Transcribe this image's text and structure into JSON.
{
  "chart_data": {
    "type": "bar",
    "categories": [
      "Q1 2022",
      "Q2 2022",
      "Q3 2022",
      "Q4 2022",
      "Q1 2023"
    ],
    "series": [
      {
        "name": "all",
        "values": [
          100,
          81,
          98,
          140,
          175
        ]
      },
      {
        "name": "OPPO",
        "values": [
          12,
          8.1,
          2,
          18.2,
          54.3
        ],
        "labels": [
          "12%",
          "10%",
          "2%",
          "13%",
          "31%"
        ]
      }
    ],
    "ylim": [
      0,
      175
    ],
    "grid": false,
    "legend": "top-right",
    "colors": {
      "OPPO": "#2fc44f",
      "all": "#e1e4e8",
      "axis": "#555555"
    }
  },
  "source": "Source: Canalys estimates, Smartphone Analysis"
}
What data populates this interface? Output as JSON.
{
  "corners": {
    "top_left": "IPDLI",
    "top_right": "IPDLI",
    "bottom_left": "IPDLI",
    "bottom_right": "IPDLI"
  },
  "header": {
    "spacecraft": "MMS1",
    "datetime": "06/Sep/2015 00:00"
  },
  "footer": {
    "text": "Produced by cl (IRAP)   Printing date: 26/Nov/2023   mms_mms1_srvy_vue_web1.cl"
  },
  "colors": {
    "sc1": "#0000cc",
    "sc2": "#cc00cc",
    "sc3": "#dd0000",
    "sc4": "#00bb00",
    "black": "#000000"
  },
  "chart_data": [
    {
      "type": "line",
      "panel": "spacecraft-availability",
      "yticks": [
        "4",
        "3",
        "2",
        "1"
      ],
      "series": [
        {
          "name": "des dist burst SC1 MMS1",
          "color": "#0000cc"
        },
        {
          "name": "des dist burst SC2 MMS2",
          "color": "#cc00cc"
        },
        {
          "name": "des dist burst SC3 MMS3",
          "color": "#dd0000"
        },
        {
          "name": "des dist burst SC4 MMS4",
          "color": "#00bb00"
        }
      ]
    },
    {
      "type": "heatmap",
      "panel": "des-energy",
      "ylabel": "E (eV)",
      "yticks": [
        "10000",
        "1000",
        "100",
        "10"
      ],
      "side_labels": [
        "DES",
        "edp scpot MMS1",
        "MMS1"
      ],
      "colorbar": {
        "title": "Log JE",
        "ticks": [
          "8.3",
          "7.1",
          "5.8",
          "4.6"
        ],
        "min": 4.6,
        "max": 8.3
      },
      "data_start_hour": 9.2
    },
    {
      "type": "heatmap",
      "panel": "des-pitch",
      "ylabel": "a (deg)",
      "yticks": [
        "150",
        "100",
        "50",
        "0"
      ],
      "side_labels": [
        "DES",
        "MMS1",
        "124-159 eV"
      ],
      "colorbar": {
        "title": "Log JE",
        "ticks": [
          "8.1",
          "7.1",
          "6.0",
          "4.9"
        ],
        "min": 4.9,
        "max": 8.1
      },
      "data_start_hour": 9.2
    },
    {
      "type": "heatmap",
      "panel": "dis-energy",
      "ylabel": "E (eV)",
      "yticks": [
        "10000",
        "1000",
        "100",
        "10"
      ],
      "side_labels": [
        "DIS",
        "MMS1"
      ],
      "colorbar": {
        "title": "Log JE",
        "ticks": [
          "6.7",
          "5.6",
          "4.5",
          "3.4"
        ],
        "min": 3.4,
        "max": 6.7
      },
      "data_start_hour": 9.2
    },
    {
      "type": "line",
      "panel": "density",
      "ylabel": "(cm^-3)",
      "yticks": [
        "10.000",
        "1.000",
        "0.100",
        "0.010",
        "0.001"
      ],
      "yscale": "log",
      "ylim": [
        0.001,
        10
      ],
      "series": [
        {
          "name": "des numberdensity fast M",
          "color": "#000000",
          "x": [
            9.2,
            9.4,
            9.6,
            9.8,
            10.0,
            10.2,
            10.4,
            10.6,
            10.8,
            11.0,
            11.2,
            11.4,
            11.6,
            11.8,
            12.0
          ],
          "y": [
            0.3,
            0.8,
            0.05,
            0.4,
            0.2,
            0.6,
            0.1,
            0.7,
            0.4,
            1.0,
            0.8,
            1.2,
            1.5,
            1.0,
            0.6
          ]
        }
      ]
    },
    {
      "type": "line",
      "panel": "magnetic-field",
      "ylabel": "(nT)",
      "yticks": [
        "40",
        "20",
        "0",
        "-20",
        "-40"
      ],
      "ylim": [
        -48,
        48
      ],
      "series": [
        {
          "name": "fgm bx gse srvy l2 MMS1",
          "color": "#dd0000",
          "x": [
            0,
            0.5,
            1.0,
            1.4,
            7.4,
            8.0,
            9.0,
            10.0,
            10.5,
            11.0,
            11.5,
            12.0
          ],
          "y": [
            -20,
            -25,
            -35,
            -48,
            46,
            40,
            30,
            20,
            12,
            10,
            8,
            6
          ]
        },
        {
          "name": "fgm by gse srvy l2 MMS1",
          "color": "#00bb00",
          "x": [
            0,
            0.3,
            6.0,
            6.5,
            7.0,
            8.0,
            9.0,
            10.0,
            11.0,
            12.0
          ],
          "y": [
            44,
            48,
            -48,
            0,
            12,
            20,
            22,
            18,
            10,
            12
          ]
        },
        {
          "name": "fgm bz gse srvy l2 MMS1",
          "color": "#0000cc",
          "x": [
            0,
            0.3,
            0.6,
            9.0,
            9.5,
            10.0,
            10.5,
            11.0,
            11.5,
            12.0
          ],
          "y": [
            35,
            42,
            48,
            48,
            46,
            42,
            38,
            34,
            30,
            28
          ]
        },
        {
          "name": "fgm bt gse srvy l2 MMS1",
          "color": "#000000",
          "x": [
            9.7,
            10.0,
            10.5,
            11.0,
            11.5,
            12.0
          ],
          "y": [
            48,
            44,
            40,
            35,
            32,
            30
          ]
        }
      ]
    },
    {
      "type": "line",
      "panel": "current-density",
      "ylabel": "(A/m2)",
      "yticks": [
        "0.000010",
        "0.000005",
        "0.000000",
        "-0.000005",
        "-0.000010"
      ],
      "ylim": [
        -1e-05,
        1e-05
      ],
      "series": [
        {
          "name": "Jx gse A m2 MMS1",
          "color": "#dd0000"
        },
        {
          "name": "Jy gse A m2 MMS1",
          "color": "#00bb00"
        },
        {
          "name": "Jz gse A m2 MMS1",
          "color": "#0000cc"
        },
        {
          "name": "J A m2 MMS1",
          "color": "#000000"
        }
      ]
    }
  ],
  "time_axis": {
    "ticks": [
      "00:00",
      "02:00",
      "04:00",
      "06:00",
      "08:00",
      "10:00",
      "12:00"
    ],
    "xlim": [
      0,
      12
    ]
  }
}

# # # # #

* Given instruction *
Extract each line of the listing above, copying it word for word.

* Solution to the exercise *
Transcribe this image's text and structure into JSON.
{
  "chart_data": {
    "type": "bar",
    "categories": [
      "Q1 2022",
      "Q2 2022",
      "Q3 2022",
      "Q4 2022",
      "Q1 2023"
    ],
    "series": [
      {
        "name": "all",
        "values": [
          100,
          81,
          98,
          140,
          175
        ]
      },
      {
        "name": "OPPO",
        "values": [
          12,
          8.1,
          2,
          18.2,
          54.3
        ],
        "labels": [
          "12%",
          "10%",
          "2%",
          "13%",
          "31%"
        ]
      }
    ],
    "ylim": [
      0,
      175
    ],
    "grid": false,
    "legend": "top-right",
    "colors": {
      "OPPO": "#2fc44f",
      "all": "#e1e4e8",
      "axis": "#555555"
    }
  },
  "source": "Source: Canalys estimates, Smartphone Analysis"
}
What data populates this interface? Output as JSON.
{
  "corners": {
    "top_left": "IPDLI",
    "top_right": "IPDLI",
    "bottom_left": "IPDLI",
    "bottom_right": "IPDLI"
  },
  "header": {
    "spacecraft": "MMS1",
    "datetime": "06/Sep/2015 00:00"
  },
  "footer": {
    "text": "Produced by cl (IRAP)   Printing date: 26/Nov/2023   mms_mms1_srvy_vue_web1.cl"
  },
  "colors": {
    "sc1": "#0000cc",
    "sc2": "#cc00cc",
    "sc3": "#dd0000",
    "sc4": "#00bb00",
    "black": "#000000"
  },
  "chart_data": [
    {
      "type": "line",
      "panel": "spacecraft-availability",
      "yticks": [
        "4",
        "3",
        "2",
        "1"
      ],
      "series": [
        {
          "name": "des dist burst SC1 MMS1",
          "color": "#0000cc"
        },
        {
          "name": "des dist burst SC2 MMS2",
          "color": "#cc00cc"
        },
        {
          "name": "des dist burst SC3 MMS3",
          "color": "#dd0000"
        },
        {
          "name": "des dist burst SC4 MMS4",
          "color": "#00bb00"
        }
      ]
    },
    {
      "type": "heatmap",
      "panel": "des-energy",
      "ylabel": "E (eV)",
      "yticks": [
        "10000",
        "1000",
        "100",
        "10"
      ],
      "side_labels": [
        "DES",
        "edp scpot MMS1",
        "MMS1"
      ],
      "colorbar": {
        "title": "Log JE",
        "ticks": [
          "8.3",
          "7.1",
          "5.8",
          "4.6"
        ],
        "min": 4.6,
        "max": 8.3
      },
      "data_start_hour": 9.2
    },
    {
      "type": "heatmap",
      "panel": "des-pitch",
      "ylabel": "a (deg)",
      "yticks": [
        "150",
        "100",
        "50",
        "0"
      ],
      "side_labels": [
        "DES",
        "MMS1",
        "124-159 eV"
      ],
      "colorbar": {
        "title": "Log JE",
        "ticks": [
          "8.1",
          "7.1",
          "6.0",
          "4.9"
        ],
        "min": 4.9,
        "max": 8.1
      },
      "data_start_hour": 9.2
    },
    {
      "type": "heatmap",
      "panel": "dis-energy",
      "ylabel": "E (eV)",
      "yticks": [
        "10000",
        "1000",
        "100",
        "10"
      ],
      "side_labels": [
        "DIS",
        "MMS1"
      ],
      "colorbar": {
        "title": "Log JE",
        "ticks": [
          "6.7",
          "5.6",
          "4.5",
          "3.4"
        ],
        "min": 3.4,
        "max": 6.7
      },
      "data_start_hour": 9.2
    },
    {
      "type": "line",
      "panel": "density",
      "ylabel": "(cm^-3)",
      "yticks": [
        "10.000",
        "1.000",
        "0.100",
        "0.010",
        "0.001"
      ],
      "yscale": "log",
      "ylim": [
        0.001,
        10
      ],
      "series": [
        {
          "name": "des numberdensity fast M",
          "color": "#000000",
          "x": [
            9.2,
            9.4,
            9.6,
            9.8,
            10.0,
            10.2,
            10.4,
            10.6,
            10.8,
            11.0,
            11.2,
            11.4,
            11.6,
            11.8,
            12.0
          ],
          "y": [
            0.3,
            0.8,
            0.05,
            0.4,
            0.2,
            0.6,
            0.1,
            0.7,
            0.4,
            1.0,
            0.8,
            1.2,
            1.5,
            1.0,
            0.6
          ]
        }
      ]
    },
    {
      "type": "line",
      "panel": "magnetic-field",
      "ylabel": "(nT)",
      "yticks": [
        "40",
        "20",
        "0",
        "-20",
        "-40"
      ],
      "ylim": [
        -48,
        48
      ],
      "series": [
        {
          "name": "fgm bx gse srvy l2 MMS1",
          "color": "#dd0000",
          "x": [
            0,
            0.5,
            1.0,
            1.4,
            7.4,
            8.0,
            9.0,
            10.0,
            10.5,
            11.0,
            11.5,
            12.0
          ],
          "y": [
            -20,
            -25,
            -35,
            -48,
            46,
            40,
            30,
            20,
            12,
            10,
            8,
            6
          ]
        },
        {
          "name": "fgm by gse srvy l2 MMS1",
          "color": "#00bb00",
          "x": [
            0,
            0.3,
            6.0,
            6.5,
            7.0,
            8.0,
            9.0,
            10.0,
            11.0,
            12.0
          ],
          "y": [
            44,
            48,
            -48,
            0,
            12,
            20,
            22,
            18,
            10,
            12
          ]
        },
        {
          "name": "fgm bz gse srvy l2 MMS1",
          "color": "#0000cc",
          "x": [
            0,
            0.3,
            0.6,
            9.0,
            9.5,
            10.0,
            10.5,
            11.0,
            11.5,
            12.0
          ],
          "y": [
            35,
            42,
            48,
            48,
            46,
            42,
            38,
            34,
            30,
            28
          ]
        },
        {
          "name": "fgm bt gse srvy l2 MMS1",
          "color": "#000000",
          "x": [
            9.7,
            10.0,
            10.5,
            11.0,
            11.5,
            12.0
          ],
          "y": [
            48,
            44,
            40,
            35,
            32,
            30
          ]
        }
      ]
    },
    {
      "type": "line",
      "panel": "current-density",
      "ylabel": "(A/m2)",
      "yticks": [
        "0.000010",
        "0.000005",
        "0.000000",
        "-0.000005",
        "-0.000010"
      ],
      "ylim": [
        -1e-05,
        1e-05
      ],
      "series": [
        {
          "name": "Jx gse A m2 MMS1",
          "color": "#dd0000"
        },
        {
          "name": "Jy gse A m2 MMS1",
          "color": "#00bb00"
        },
        {
          "name": "Jz gse A m2 MMS1",
          "color": "#0000cc"
        },
        {
          "name": "J A m2 MMS1",
          "color": "#000000"
        }
      ]
    }
  ],
  "time_axis": {
    "ticks": [
      "00:00",
      "02:00",
      "04:00",
      "06:00",
      "08:00",
      "10:00",
      "12:00"
    ],
    "xlim": [
      0,
      12
    ]
  }
}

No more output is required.